• DESCRIPTION OF THE TASK
Restate each of the lines below word for word and drop every picture.
────────
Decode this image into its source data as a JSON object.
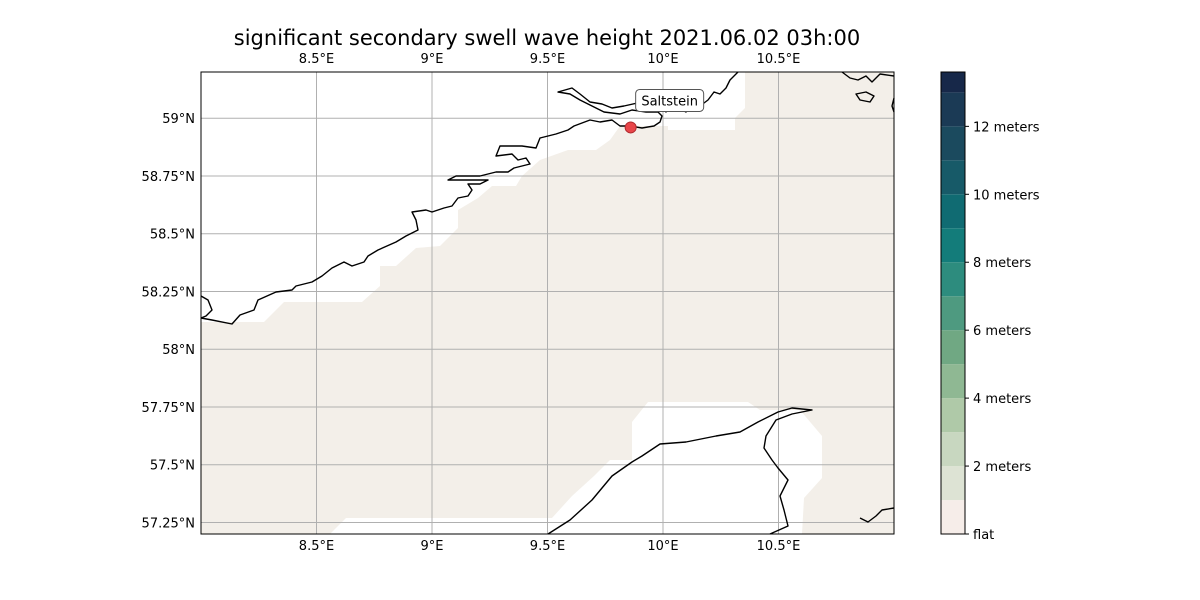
{
  "title": "significant secondary swell wave height 2021.06.02 03h:00",
  "map": {
    "lon_range": [
      8.0,
      11.0
    ],
    "lat_range": [
      57.2,
      59.2
    ],
    "top_lon_ticks": [
      "8.5°E",
      "9°E",
      "9.5°E",
      "10°E",
      "10.5°E"
    ],
    "bottom_lon_ticks": [
      "8.5°E",
      "9°E",
      "9.5°E",
      "10°E",
      "10.5°E"
    ],
    "lon_tick_values": [
      8.5,
      9.0,
      9.5,
      10.0,
      10.5
    ],
    "lat_ticks": [
      "59°N",
      "58.75°N",
      "58.5°N",
      "58.25°N",
      "58°N",
      "57.75°N",
      "57.5°N",
      "57.25°N"
    ],
    "lat_tick_values": [
      59.0,
      58.75,
      58.5,
      58.25,
      58.0,
      57.75,
      57.5,
      57.25
    ],
    "grid": true,
    "sea_color": "#f3efe9",
    "land_color": "#ffffff",
    "coastline_color": "#000000"
  },
  "location": {
    "name": "Saltstein",
    "lon": 9.86,
    "lat": 58.96,
    "marker_color": "#e8464a"
  },
  "colorbar": {
    "tick_labels": [
      "flat",
      "2 meters",
      "4 meters",
      "6 meters",
      "8 meters",
      "10 meters",
      "12 meters"
    ],
    "tick_values": [
      0,
      2,
      4,
      6,
      8,
      10,
      12
    ],
    "range": [
      0,
      13.6
    ],
    "levels": [
      {
        "from": 0.0,
        "to": 1.0,
        "color": "#f6ede9"
      },
      {
        "from": 1.0,
        "to": 2.0,
        "color": "#dde3d4"
      },
      {
        "from": 2.0,
        "to": 3.0,
        "color": "#c8d7c0"
      },
      {
        "from": 3.0,
        "to": 4.0,
        "color": "#afc9a8"
      },
      {
        "from": 4.0,
        "to": 5.0,
        "color": "#8fb893"
      },
      {
        "from": 5.0,
        "to": 6.0,
        "color": "#70a883"
      },
      {
        "from": 6.0,
        "to": 7.0,
        "color": "#4e9a80"
      },
      {
        "from": 7.0,
        "to": 8.0,
        "color": "#2d8c7e"
      },
      {
        "from": 8.0,
        "to": 9.0,
        "color": "#137c7a"
      },
      {
        "from": 9.0,
        "to": 10.0,
        "color": "#106b72"
      },
      {
        "from": 10.0,
        "to": 11.0,
        "color": "#175a68"
      },
      {
        "from": 11.0,
        "to": 12.0,
        "color": "#1b4a5e"
      },
      {
        "from": 12.0,
        "to": 13.0,
        "color": "#1b3a55"
      },
      {
        "from": 13.0,
        "to": 13.6,
        "color": "#172849"
      }
    ]
  }
}
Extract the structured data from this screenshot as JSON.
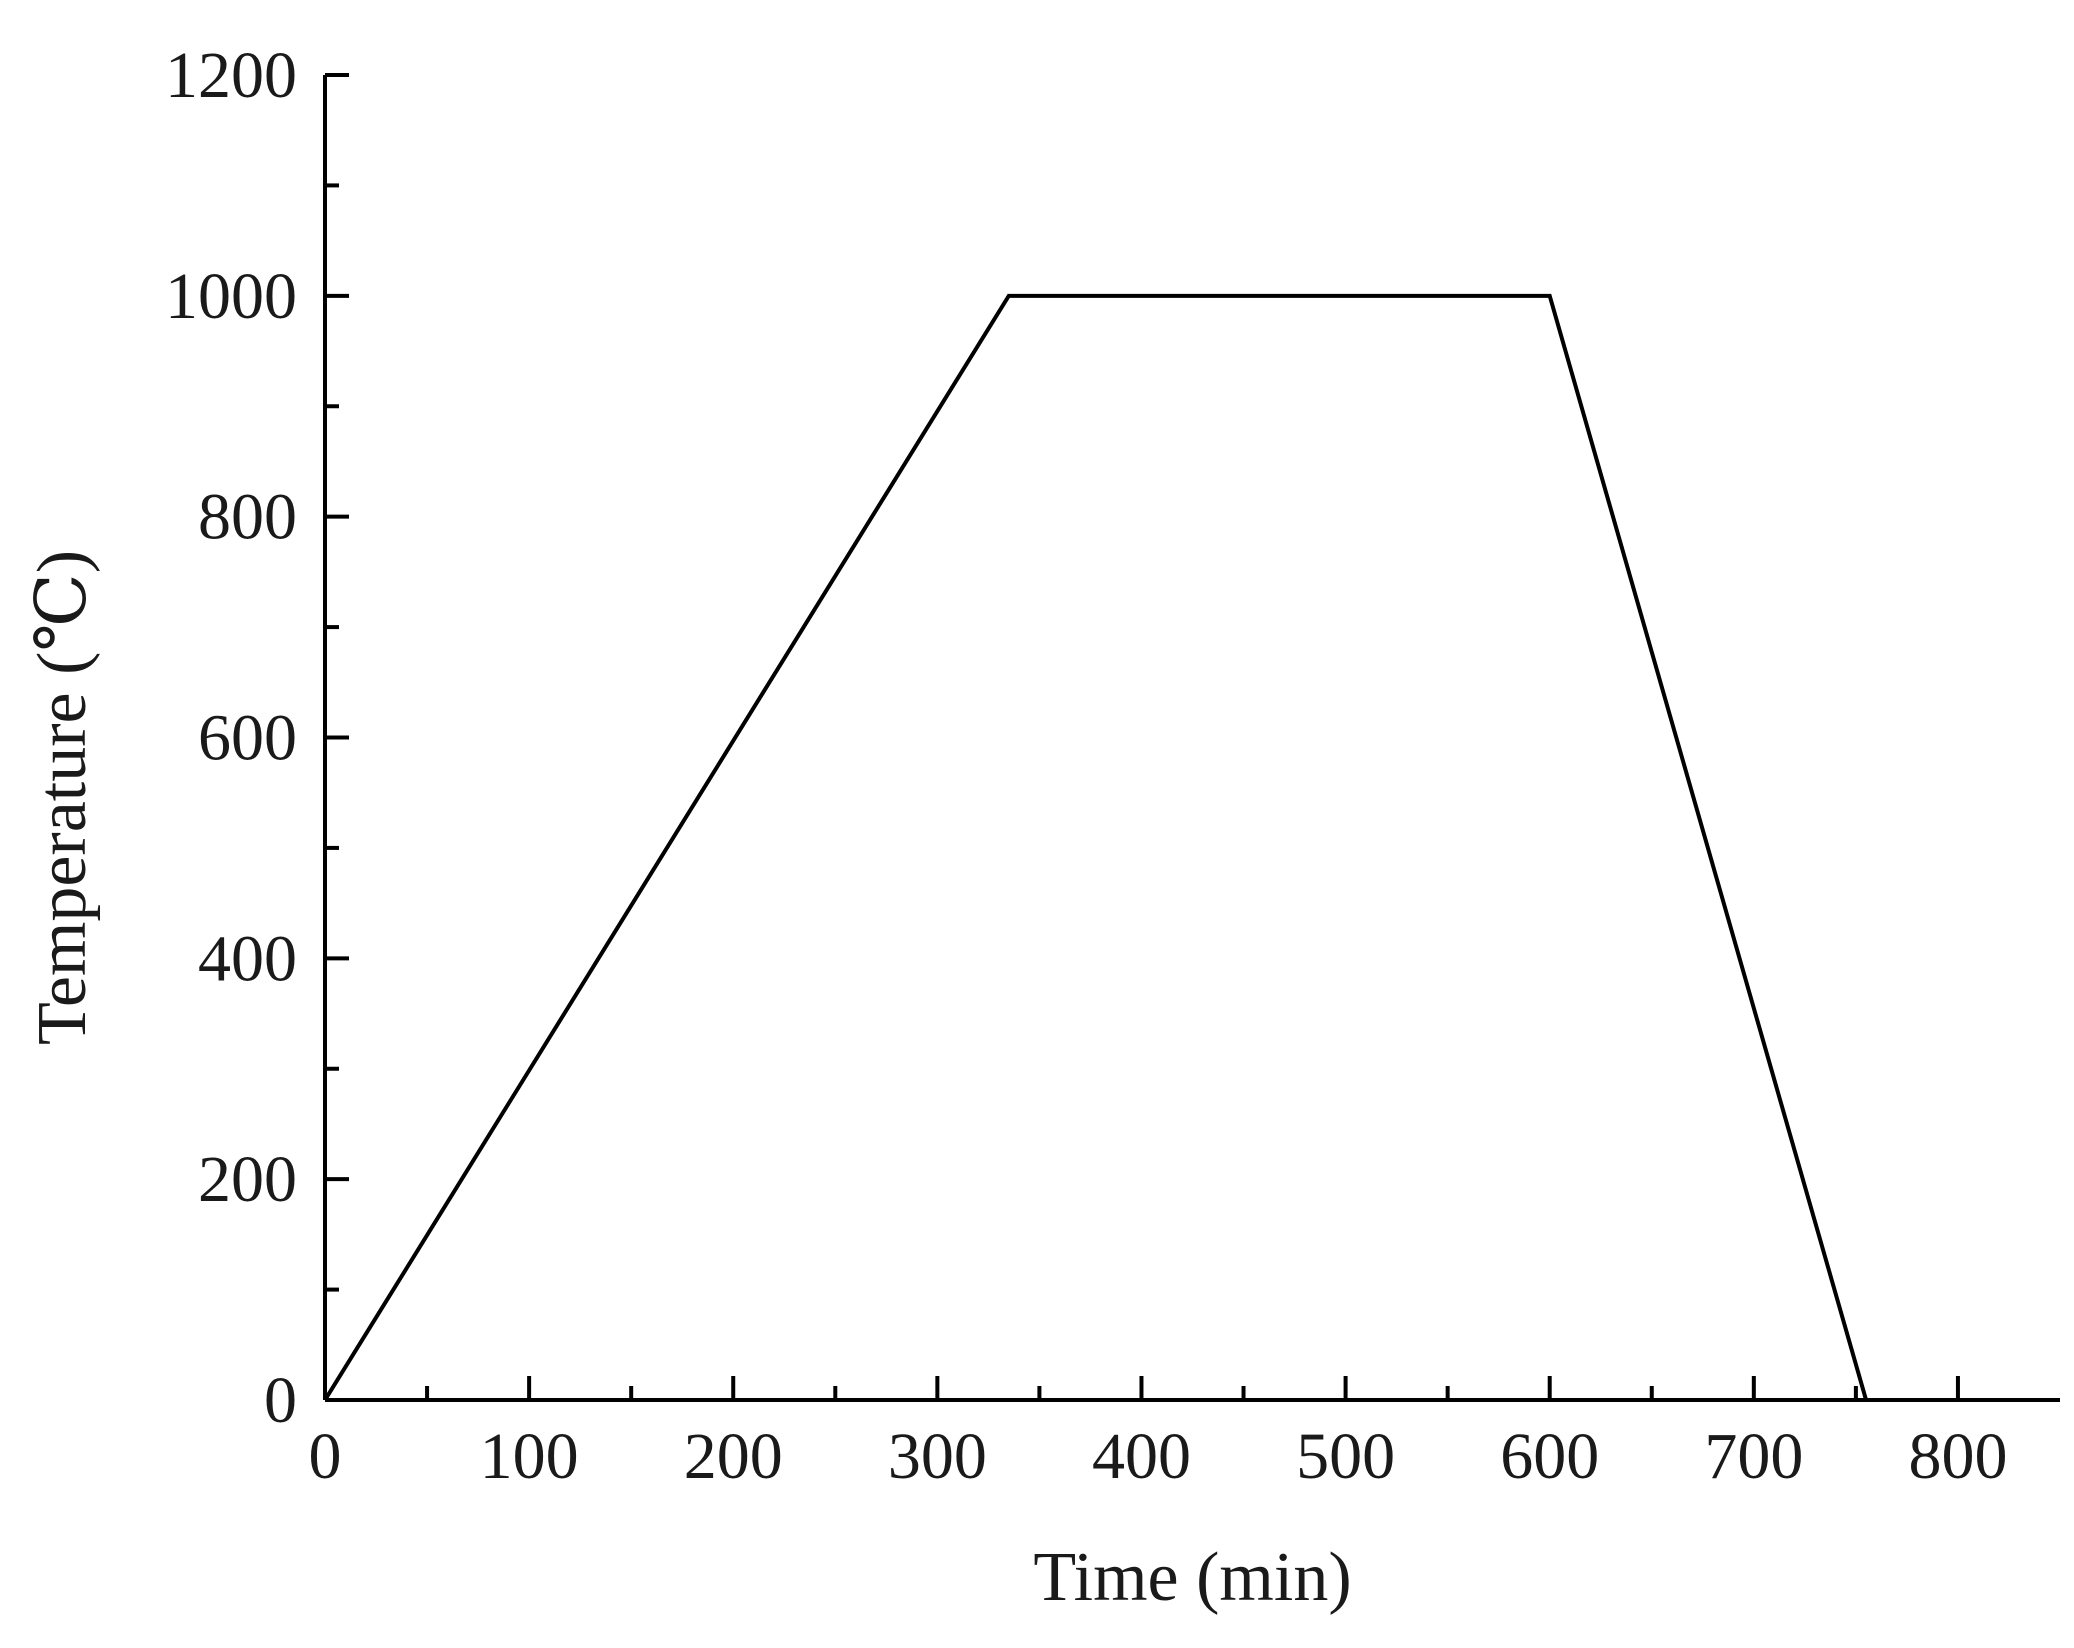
{
  "chart_data": {
    "type": "line",
    "title": "",
    "xlabel": "Time (min)",
    "ylabel": "Temperature (℃)",
    "xlim": [
      0,
      850
    ],
    "ylim": [
      0,
      1200
    ],
    "xticks": [
      0,
      100,
      200,
      300,
      400,
      500,
      600,
      700,
      800
    ],
    "yticks": [
      0,
      200,
      400,
      600,
      800,
      1000,
      1200
    ],
    "xticks_minor": [
      50,
      150,
      250,
      350,
      450,
      550,
      650,
      750
    ],
    "yticks_minor": [
      100,
      300,
      500,
      700,
      900,
      1100
    ],
    "grid": false,
    "legend": "none",
    "series": [
      {
        "color": "#000000",
        "x": [
          0,
          335,
          600,
          755
        ],
        "y": [
          0,
          1000,
          1000,
          0
        ]
      }
    ]
  }
}
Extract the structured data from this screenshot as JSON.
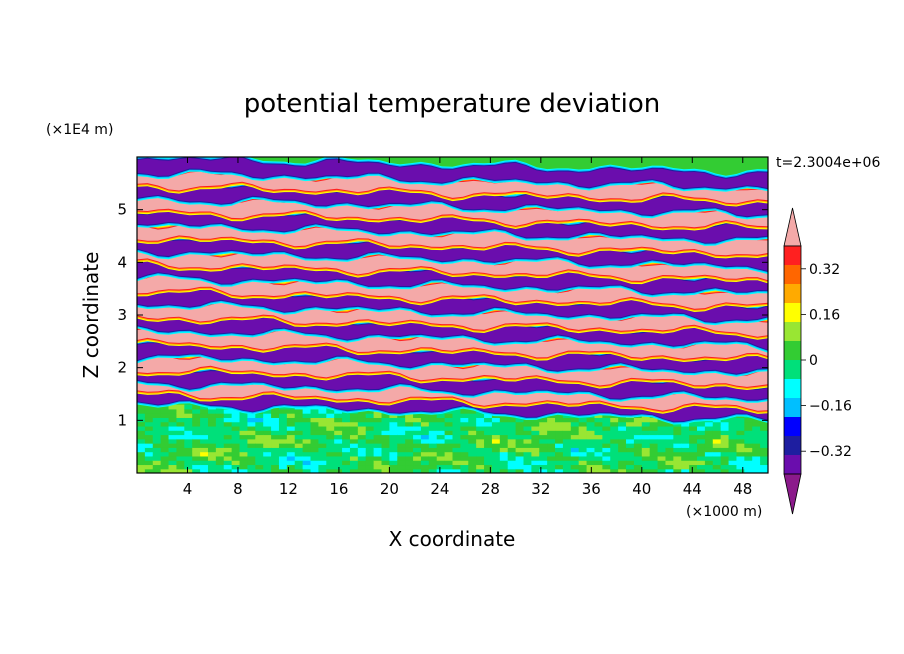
{
  "chart_data": {
    "type": "heatmap",
    "title": "potential temperature deviation",
    "xlabel": "X coordinate",
    "ylabel": "Z coordinate",
    "x_unit": "(×1000 m)",
    "y_unit": "(×1E4 m)",
    "time_label": "t=2.3004e+06",
    "xlim": [
      0,
      50
    ],
    "ylim": [
      0,
      6
    ],
    "x_ticks": [
      4,
      8,
      12,
      16,
      20,
      24,
      28,
      32,
      36,
      40,
      44,
      48
    ],
    "y_ticks": [
      1,
      2,
      3,
      4,
      5
    ],
    "colorbar": {
      "levels": [
        -0.48,
        -0.4,
        -0.32,
        -0.24,
        -0.16,
        -0.08,
        0,
        0.08,
        0.16,
        0.24,
        0.32,
        0.4,
        0.48
      ],
      "tick_labels": [
        "0.32",
        "0.16",
        "0",
        "−0.16",
        "−0.32"
      ],
      "tick_values": [
        0.32,
        0.16,
        0,
        -0.16,
        -0.32
      ],
      "colors": [
        "#8b1a8b",
        "#6a0dad",
        "#1e1ea0",
        "#0000ff",
        "#00bfff",
        "#00ffff",
        "#00e07a",
        "#33cc33",
        "#99e633",
        "#ffff00",
        "#ffaa00",
        "#ff6600",
        "#ff2020",
        "#f4a9a8"
      ],
      "extend": "both"
    },
    "field": {
      "bottom_layer": {
        "z_range": [
          0,
          1.3
        ],
        "dominant_values": [
          -0.04,
          0.04,
          0.1
        ],
        "note_levels": "mostly near zero with scattered weak positive and negative patches"
      },
      "stratified_layer": {
        "z_range": [
          1.3,
          6
        ],
        "pattern": "alternating horizontal bands of strong positive (>0.48) and strong negative (<-0.48) deviation, tilted slightly downward to the right",
        "band_centers_z": [
          1.45,
          1.65,
          1.85,
          2.1,
          2.35,
          2.6,
          2.85,
          3.1,
          3.35,
          3.6,
          3.85,
          4.1,
          4.35,
          4.6,
          4.85,
          5.1,
          5.35,
          5.6,
          5.85
        ],
        "band_signs": [
          -1,
          1,
          -1,
          1,
          -1,
          1,
          -1,
          1,
          -1,
          1,
          -1,
          1,
          -1,
          1,
          -1,
          1,
          -1,
          1,
          -1
        ]
      }
    }
  }
}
────────
• RESULT BELOW
Decode this image into its source data as a JSON object.
{
  "title": "significant secondary swell wave height 2021.06.02 03h:00",
  "map": {
    "lon_range": [
      8.0,
      11.0
    ],
    "lat_range": [
      57.2,
      59.2
    ],
    "top_lon_ticks": [
      "8.5°E",
      "9°E",
      "9.5°E",
      "10°E",
      "10.5°E"
    ],
    "bottom_lon_ticks": [
      "8.5°E",
      "9°E",
      "9.5°E",
      "10°E",
      "10.5°E"
    ],
    "lon_tick_values": [
      8.5,
      9.0,
      9.5,
      10.0,
      10.5
    ],
    "lat_ticks": [
      "59°N",
      "58.75°N",
      "58.5°N",
      "58.25°N",
      "58°N",
      "57.75°N",
      "57.5°N",
      "57.25°N"
    ],
    "lat_tick_values": [
      59.0,
      58.75,
      58.5,
      58.25,
      58.0,
      57.75,
      57.5,
      57.25
    ],
    "grid": true,
    "sea_color": "#f3efe9",
    "land_color": "#ffffff",
    "coastline_color": "#000000"
  },
  "location": {
    "name": "Saltstein",
    "lon": 9.86,
    "lat": 58.96,
    "marker_color": "#e8464a"
  },
  "colorbar": {
    "tick_labels": [
      "flat",
      "2 meters",
      "4 meters",
      "6 meters",
      "8 meters",
      "10 meters",
      "12 meters"
    ],
    "tick_values": [
      0,
      2,
      4,
      6,
      8,
      10,
      12
    ],
    "range": [
      0,
      13.6
    ],
    "levels": [
      {
        "from": 0.0,
        "to": 1.0,
        "color": "#f6ede9"
      },
      {
        "from": 1.0,
        "to": 2.0,
        "color": "#dde3d4"
      },
      {
        "from": 2.0,
        "to": 3.0,
        "color": "#c8d7c0"
      },
      {
        "from": 3.0,
        "to": 4.0,
        "color": "#afc9a8"
      },
      {
        "from": 4.0,
        "to": 5.0,
        "color": "#8fb893"
      },
      {
        "from": 5.0,
        "to": 6.0,
        "color": "#70a883"
      },
      {
        "from": 6.0,
        "to": 7.0,
        "color": "#4e9a80"
      },
      {
        "from": 7.0,
        "to": 8.0,
        "color": "#2d8c7e"
      },
      {
        "from": 8.0,
        "to": 9.0,
        "color": "#137c7a"
      },
      {
        "from": 9.0,
        "to": 10.0,
        "color": "#106b72"
      },
      {
        "from": 10.0,
        "to": 11.0,
        "color": "#175a68"
      },
      {
        "from": 11.0,
        "to": 12.0,
        "color": "#1b4a5e"
      },
      {
        "from": 12.0,
        "to": 13.0,
        "color": "#1b3a55"
      },
      {
        "from": 13.0,
        "to": 13.6,
        "color": "#172849"
      }
    ]
  }
}
Extract the structured data from this screenshot as JSON.
{
  "chart_data": {
    "type": "line",
    "title": "",
    "xlabel": "Time (min)",
    "ylabel": "Temperature (℃)",
    "xlim": [
      0,
      850
    ],
    "ylim": [
      0,
      1200
    ],
    "xticks": [
      0,
      100,
      200,
      300,
      400,
      500,
      600,
      700,
      800
    ],
    "yticks": [
      0,
      200,
      400,
      600,
      800,
      1000,
      1200
    ],
    "xticks_minor": [
      50,
      150,
      250,
      350,
      450,
      550,
      650,
      750
    ],
    "yticks_minor": [
      100,
      300,
      500,
      700,
      900,
      1100
    ],
    "grid": false,
    "legend": "none",
    "series": [
      {
        "color": "#000000",
        "x": [
          0,
          335,
          600,
          755
        ],
        "y": [
          0,
          1000,
          1000,
          0
        ]
      }
    ]
  }
}
Extract the structured data from this screenshot as JSON.
{
  "chart_data": {
    "type": "heatmap",
    "title": "potential temperature deviation",
    "xlabel": "X coordinate",
    "ylabel": "Z coordinate",
    "x_unit": "(×1000 m)",
    "y_unit": "(×1E4 m)",
    "time_label": "t=2.3004e+06",
    "xlim": [
      0,
      50
    ],
    "ylim": [
      0,
      6
    ],
    "x_ticks": [
      4,
      8,
      12,
      16,
      20,
      24,
      28,
      32,
      36,
      40,
      44,
      48
    ],
    "y_ticks": [
      1,
      2,
      3,
      4,
      5
    ],
    "colorbar": {
      "levels": [
        -0.48,
        -0.4,
        -0.32,
        -0.24,
        -0.16,
        -0.08,
        0,
        0.08,
        0.16,
        0.24,
        0.32,
        0.4,
        0.48
      ],
      "tick_labels": [
        "0.32",
        "0.16",
        "0",
        "−0.16",
        "−0.32"
      ],
      "tick_values": [
        0.32,
        0.16,
        0,
        -0.16,
        -0.32
      ],
      "colors": [
        "#8b1a8b",
        "#6a0dad",
        "#1e1ea0",
        "#0000ff",
        "#00bfff",
        "#00ffff",
        "#00e07a",
        "#33cc33",
        "#99e633",
        "#ffff00",
        "#ffaa00",
        "#ff6600",
        "#ff2020",
        "#f4a9a8"
      ],
      "extend": "both"
    },
    "field": {
      "bottom_layer": {
        "z_range": [
          0,
          1.3
        ],
        "dominant_values": [
          -0.04,
          0.04,
          0.1
        ],
        "note_levels": "mostly near zero with scattered weak positive and negative patches"
      },
      "stratified_layer": {
        "z_range": [
          1.3,
          6
        ],
        "pattern": "alternating horizontal bands of strong positive (>0.48) and strong negative (<-0.48) deviation, tilted slightly downward to the right",
        "band_centers_z": [
          1.45,
          1.65,
          1.85,
          2.1,
          2.35,
          2.6,
          2.85,
          3.1,
          3.35,
          3.6,
          3.85,
          4.1,
          4.35,
          4.6,
          4.85,
          5.1,
          5.35,
          5.6,
          5.85
        ],
        "band_signs": [
          -1,
          1,
          -1,
          1,
          -1,
          1,
          -1,
          1,
          -1,
          1,
          -1,
          1,
          -1,
          1,
          -1,
          1,
          -1,
          1,
          -1
        ]
      }
    }
  }
}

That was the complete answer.